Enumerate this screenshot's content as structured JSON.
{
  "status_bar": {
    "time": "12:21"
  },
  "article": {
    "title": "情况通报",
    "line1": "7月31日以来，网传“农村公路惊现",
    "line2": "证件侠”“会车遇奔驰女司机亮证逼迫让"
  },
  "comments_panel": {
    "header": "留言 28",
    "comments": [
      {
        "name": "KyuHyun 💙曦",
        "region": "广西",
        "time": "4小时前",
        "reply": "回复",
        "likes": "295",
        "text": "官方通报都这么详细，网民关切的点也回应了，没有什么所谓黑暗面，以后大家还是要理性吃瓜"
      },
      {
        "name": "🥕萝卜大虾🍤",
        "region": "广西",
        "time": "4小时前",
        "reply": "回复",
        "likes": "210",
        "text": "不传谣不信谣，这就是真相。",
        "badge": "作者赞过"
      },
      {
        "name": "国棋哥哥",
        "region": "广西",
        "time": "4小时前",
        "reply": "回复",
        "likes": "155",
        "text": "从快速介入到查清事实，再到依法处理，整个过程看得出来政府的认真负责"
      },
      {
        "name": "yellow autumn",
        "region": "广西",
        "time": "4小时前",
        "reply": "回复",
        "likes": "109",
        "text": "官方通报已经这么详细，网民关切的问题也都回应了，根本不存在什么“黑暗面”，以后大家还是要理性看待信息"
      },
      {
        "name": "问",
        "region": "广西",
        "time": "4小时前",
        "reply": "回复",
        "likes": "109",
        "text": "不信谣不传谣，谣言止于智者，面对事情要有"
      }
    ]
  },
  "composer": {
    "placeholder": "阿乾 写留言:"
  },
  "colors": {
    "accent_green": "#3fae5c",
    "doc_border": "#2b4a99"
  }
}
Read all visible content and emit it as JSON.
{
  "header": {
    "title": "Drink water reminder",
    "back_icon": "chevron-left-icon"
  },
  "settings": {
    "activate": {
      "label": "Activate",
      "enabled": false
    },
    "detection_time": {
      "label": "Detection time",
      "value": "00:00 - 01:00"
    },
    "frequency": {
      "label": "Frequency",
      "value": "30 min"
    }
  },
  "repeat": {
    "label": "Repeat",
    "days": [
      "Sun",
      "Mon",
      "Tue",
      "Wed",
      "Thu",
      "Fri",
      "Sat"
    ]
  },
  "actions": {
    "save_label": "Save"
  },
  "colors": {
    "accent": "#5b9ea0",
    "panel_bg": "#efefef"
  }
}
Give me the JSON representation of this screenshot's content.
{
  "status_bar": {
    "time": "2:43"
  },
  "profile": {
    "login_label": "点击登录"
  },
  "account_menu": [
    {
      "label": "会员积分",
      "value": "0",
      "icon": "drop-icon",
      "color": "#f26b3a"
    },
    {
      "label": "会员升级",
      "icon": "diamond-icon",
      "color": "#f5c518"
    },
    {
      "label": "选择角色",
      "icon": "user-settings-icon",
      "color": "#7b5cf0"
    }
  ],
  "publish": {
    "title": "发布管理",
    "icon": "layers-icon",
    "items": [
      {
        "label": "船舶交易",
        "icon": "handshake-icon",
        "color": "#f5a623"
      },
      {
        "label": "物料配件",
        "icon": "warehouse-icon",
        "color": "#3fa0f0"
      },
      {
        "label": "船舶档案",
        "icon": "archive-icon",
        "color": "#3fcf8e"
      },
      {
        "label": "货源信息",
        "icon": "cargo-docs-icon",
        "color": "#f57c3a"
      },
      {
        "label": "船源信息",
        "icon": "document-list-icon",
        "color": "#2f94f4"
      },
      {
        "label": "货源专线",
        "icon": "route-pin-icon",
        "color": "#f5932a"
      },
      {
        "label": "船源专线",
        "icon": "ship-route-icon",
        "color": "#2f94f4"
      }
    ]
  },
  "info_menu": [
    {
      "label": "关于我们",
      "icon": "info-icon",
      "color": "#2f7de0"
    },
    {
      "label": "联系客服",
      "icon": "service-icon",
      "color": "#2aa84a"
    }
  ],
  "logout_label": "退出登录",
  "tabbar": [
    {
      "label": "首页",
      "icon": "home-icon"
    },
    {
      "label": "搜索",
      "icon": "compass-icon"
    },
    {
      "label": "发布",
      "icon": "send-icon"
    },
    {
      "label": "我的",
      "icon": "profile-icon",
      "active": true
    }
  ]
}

○ ○ ○

Do this — The word "content" may occur in lines of the records. Report how many such lines there are, giving only the number.

Result for this task — 3